## start Dataset

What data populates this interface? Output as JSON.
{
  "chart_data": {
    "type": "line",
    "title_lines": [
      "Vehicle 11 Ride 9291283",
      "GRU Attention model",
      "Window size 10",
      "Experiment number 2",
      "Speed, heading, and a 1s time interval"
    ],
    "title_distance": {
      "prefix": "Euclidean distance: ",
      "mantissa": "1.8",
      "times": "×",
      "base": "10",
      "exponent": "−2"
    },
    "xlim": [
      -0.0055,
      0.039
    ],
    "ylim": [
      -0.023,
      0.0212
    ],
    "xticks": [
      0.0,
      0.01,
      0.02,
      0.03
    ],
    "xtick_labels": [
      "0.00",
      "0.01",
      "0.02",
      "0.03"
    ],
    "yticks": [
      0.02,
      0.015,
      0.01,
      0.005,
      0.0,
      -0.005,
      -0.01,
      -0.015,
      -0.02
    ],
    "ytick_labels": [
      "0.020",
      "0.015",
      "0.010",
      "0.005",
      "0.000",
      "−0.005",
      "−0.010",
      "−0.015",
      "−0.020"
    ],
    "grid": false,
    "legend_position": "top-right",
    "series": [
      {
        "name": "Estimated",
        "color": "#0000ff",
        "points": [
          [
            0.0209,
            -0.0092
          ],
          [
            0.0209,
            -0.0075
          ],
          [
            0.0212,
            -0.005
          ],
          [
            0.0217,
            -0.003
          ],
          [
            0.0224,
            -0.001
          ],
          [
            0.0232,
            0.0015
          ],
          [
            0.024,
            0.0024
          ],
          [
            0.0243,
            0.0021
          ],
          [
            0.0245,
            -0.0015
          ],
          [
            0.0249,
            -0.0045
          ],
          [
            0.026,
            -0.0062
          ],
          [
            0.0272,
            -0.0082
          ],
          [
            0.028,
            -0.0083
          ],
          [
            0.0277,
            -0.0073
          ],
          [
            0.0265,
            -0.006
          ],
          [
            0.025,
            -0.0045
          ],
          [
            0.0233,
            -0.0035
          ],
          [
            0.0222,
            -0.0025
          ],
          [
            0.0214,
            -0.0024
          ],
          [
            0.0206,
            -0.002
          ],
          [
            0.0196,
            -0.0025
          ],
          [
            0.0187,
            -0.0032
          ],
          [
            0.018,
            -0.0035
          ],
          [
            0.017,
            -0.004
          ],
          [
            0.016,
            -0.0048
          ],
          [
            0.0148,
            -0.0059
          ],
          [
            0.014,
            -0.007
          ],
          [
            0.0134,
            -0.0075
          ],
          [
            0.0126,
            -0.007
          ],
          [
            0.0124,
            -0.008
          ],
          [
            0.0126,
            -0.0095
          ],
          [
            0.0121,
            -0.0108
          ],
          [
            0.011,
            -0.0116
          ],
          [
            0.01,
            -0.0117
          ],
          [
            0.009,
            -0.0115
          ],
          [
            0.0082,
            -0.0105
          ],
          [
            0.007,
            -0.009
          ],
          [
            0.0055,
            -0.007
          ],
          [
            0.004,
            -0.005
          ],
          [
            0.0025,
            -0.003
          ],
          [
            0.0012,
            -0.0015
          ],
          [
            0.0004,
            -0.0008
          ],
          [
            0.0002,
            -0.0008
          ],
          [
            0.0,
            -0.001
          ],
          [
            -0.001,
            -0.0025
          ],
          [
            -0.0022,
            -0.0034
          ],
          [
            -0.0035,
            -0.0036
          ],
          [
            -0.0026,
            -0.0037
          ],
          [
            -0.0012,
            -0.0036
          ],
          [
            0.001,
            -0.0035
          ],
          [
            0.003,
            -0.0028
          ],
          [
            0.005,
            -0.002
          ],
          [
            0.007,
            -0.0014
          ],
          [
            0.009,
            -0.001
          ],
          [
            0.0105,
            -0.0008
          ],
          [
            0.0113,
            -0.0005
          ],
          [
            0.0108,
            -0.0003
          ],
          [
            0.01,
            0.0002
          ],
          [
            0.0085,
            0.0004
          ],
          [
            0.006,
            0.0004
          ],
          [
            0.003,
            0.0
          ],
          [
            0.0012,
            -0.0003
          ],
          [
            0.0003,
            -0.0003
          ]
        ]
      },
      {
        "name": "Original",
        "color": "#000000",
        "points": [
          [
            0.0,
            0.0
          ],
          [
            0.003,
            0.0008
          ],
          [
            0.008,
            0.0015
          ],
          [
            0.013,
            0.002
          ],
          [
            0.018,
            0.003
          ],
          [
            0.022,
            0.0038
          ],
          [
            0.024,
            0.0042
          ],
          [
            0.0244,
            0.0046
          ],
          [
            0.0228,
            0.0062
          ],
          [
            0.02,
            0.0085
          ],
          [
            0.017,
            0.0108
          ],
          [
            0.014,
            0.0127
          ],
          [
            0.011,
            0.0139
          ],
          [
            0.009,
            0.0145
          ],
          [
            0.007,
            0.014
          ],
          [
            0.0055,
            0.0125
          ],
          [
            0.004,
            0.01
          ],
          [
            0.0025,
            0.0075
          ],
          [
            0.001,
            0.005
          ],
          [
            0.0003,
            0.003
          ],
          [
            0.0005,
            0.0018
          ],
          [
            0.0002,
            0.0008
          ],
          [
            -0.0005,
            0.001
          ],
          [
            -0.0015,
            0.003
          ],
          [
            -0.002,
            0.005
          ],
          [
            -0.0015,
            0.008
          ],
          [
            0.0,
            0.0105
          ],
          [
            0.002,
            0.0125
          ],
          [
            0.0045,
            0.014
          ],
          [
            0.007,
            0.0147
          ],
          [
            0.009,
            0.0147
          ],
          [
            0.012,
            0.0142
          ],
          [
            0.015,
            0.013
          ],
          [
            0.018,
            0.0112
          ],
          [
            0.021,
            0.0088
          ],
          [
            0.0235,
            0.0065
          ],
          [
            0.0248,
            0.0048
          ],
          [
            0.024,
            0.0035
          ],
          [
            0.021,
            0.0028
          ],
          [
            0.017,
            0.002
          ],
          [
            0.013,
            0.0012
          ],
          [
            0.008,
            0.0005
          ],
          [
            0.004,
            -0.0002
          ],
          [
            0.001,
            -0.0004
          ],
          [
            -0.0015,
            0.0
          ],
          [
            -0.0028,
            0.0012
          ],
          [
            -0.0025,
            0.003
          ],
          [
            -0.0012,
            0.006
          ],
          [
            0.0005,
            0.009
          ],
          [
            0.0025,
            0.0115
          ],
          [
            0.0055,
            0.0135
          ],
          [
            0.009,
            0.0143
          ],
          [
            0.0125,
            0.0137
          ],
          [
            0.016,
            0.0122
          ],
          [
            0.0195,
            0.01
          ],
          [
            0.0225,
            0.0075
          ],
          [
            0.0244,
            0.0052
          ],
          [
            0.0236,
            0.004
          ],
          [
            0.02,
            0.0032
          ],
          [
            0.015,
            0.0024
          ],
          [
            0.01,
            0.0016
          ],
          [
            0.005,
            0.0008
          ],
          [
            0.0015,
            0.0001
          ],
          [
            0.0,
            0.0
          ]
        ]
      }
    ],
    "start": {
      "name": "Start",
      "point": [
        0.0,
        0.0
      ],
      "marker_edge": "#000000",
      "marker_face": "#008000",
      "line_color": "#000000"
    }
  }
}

## end Dataset

• **To do**
Take the entries above and transcribe them exactly.

• **Finished answer**
What data populates this interface? Output as JSON.
{
  "chart_data": {
    "type": "line",
    "title_lines": [
      "Vehicle 11 Ride 9291283",
      "GRU Attention model",
      "Window size 10",
      "Experiment number 2",
      "Speed, heading, and a 1s time interval"
    ],
    "title_distance": {
      "prefix": "Euclidean distance: ",
      "mantissa": "1.8",
      "times": "×",
      "base": "10",
      "exponent": "−2"
    },
    "xlim": [
      -0.0055,
      0.039
    ],
    "ylim": [
      -0.023,
      0.0212
    ],
    "xticks": [
      0.0,
      0.01,
      0.02,
      0.03
    ],
    "xtick_labels": [
      "0.00",
      "0.01",
      "0.02",
      "0.03"
    ],
    "yticks": [
      0.02,
      0.015,
      0.01,
      0.005,
      0.0,
      -0.005,
      -0.01,
      -0.015,
      -0.02
    ],
    "ytick_labels": [
      "0.020",
      "0.015",
      "0.010",
      "0.005",
      "0.000",
      "−0.005",
      "−0.010",
      "−0.015",
      "−0.020"
    ],
    "grid": false,
    "legend_position": "top-right",
    "series": [
      {
        "name": "Estimated",
        "color": "#0000ff",
        "points": [
          [
            0.0209,
            -0.0092
          ],
          [
            0.0209,
            -0.0075
          ],
          [
            0.0212,
            -0.005
          ],
          [
            0.0217,
            -0.003
          ],
          [
            0.0224,
            -0.001
          ],
          [
            0.0232,
            0.0015
          ],
          [
            0.024,
            0.0024
          ],
          [
            0.0243,
            0.0021
          ],
          [
            0.0245,
            -0.0015
          ],
          [
            0.0249,
            -0.0045
          ],
          [
            0.026,
            -0.0062
          ],
          [
            0.0272,
            -0.0082
          ],
          [
            0.028,
            -0.0083
          ],
          [
            0.0277,
            -0.0073
          ],
          [
            0.0265,
            -0.006
          ],
          [
            0.025,
            -0.0045
          ],
          [
            0.0233,
            -0.0035
          ],
          [
            0.0222,
            -0.0025
          ],
          [
            0.0214,
            -0.0024
          ],
          [
            0.0206,
            -0.002
          ],
          [
            0.0196,
            -0.0025
          ],
          [
            0.0187,
            -0.0032
          ],
          [
            0.018,
            -0.0035
          ],
          [
            0.017,
            -0.004
          ],
          [
            0.016,
            -0.0048
          ],
          [
            0.0148,
            -0.0059
          ],
          [
            0.014,
            -0.007
          ],
          [
            0.0134,
            -0.0075
          ],
          [
            0.0126,
            -0.007
          ],
          [
            0.0124,
            -0.008
          ],
          [
            0.0126,
            -0.0095
          ],
          [
            0.0121,
            -0.0108
          ],
          [
            0.011,
            -0.0116
          ],
          [
            0.01,
            -0.0117
          ],
          [
            0.009,
            -0.0115
          ],
          [
            0.0082,
            -0.0105
          ],
          [
            0.007,
            -0.009
          ],
          [
            0.0055,
            -0.007
          ],
          [
            0.004,
            -0.005
          ],
          [
            0.0025,
            -0.003
          ],
          [
            0.0012,
            -0.0015
          ],
          [
            0.0004,
            -0.0008
          ],
          [
            0.0002,
            -0.0008
          ],
          [
            0.0,
            -0.001
          ],
          [
            -0.001,
            -0.0025
          ],
          [
            -0.0022,
            -0.0034
          ],
          [
            -0.0035,
            -0.0036
          ],
          [
            -0.0026,
            -0.0037
          ],
          [
            -0.0012,
            -0.0036
          ],
          [
            0.001,
            -0.0035
          ],
          [
            0.003,
            -0.0028
          ],
          [
            0.005,
            -0.002
          ],
          [
            0.007,
            -0.0014
          ],
          [
            0.009,
            -0.001
          ],
          [
            0.0105,
            -0.0008
          ],
          [
            0.0113,
            -0.0005
          ],
          [
            0.0108,
            -0.0003
          ],
          [
            0.01,
            0.0002
          ],
          [
            0.0085,
            0.0004
          ],
          [
            0.006,
            0.0004
          ],
          [
            0.003,
            0.0
          ],
          [
            0.0012,
            -0.0003
          ],
          [
            0.0003,
            -0.0003
          ]
        ]
      },
      {
        "name": "Original",
        "color": "#000000",
        "points": [
          [
            0.0,
            0.0
          ],
          [
            0.003,
            0.0008
          ],
          [
            0.008,
            0.0015
          ],
          [
            0.013,
            0.002
          ],
          [
            0.018,
            0.003
          ],
          [
            0.022,
            0.0038
          ],
          [
            0.024,
            0.0042
          ],
          [
            0.0244,
            0.0046
          ],
          [
            0.0228,
            0.0062
          ],
          [
            0.02,
            0.0085
          ],
          [
            0.017,
            0.0108
          ],
          [
            0.014,
            0.0127
          ],
          [
            0.011,
            0.0139
          ],
          [
            0.009,
            0.0145
          ],
          [
            0.007,
            0.014
          ],
          [
            0.0055,
            0.0125
          ],
          [
            0.004,
            0.01
          ],
          [
            0.0025,
            0.0075
          ],
          [
            0.001,
            0.005
          ],
          [
            0.0003,
            0.003
          ],
          [
            0.0005,
            0.0018
          ],
          [
            0.0002,
            0.0008
          ],
          [
            -0.0005,
            0.001
          ],
          [
            -0.0015,
            0.003
          ],
          [
            -0.002,
            0.005
          ],
          [
            -0.0015,
            0.008
          ],
          [
            0.0,
            0.0105
          ],
          [
            0.002,
            0.0125
          ],
          [
            0.0045,
            0.014
          ],
          [
            0.007,
            0.0147
          ],
          [
            0.009,
            0.0147
          ],
          [
            0.012,
            0.0142
          ],
          [
            0.015,
            0.013
          ],
          [
            0.018,
            0.0112
          ],
          [
            0.021,
            0.0088
          ],
          [
            0.0235,
            0.0065
          ],
          [
            0.0248,
            0.0048
          ],
          [
            0.024,
            0.0035
          ],
          [
            0.021,
            0.0028
          ],
          [
            0.017,
            0.002
          ],
          [
            0.013,
            0.0012
          ],
          [
            0.008,
            0.0005
          ],
          [
            0.004,
            -0.0002
          ],
          [
            0.001,
            -0.0004
          ],
          [
            -0.0015,
            0.0
          ],
          [
            -0.0028,
            0.0012
          ],
          [
            -0.0025,
            0.003
          ],
          [
            -0.0012,
            0.006
          ],
          [
            0.0005,
            0.009
          ],
          [
            0.0025,
            0.0115
          ],
          [
            0.0055,
            0.0135
          ],
          [
            0.009,
            0.0143
          ],
          [
            0.0125,
            0.0137
          ],
          [
            0.016,
            0.0122
          ],
          [
            0.0195,
            0.01
          ],
          [
            0.0225,
            0.0075
          ],
          [
            0.0244,
            0.0052
          ],
          [
            0.0236,
            0.004
          ],
          [
            0.02,
            0.0032
          ],
          [
            0.015,
            0.0024
          ],
          [
            0.01,
            0.0016
          ],
          [
            0.005,
            0.0008
          ],
          [
            0.0015,
            0.0001
          ],
          [
            0.0,
            0.0
          ]
        ]
      }
    ],
    "start": {
      "name": "Start",
      "point": [
        0.0,
        0.0
      ],
      "marker_edge": "#000000",
      "marker_face": "#008000",
      "line_color": "#000000"
    }
  }
}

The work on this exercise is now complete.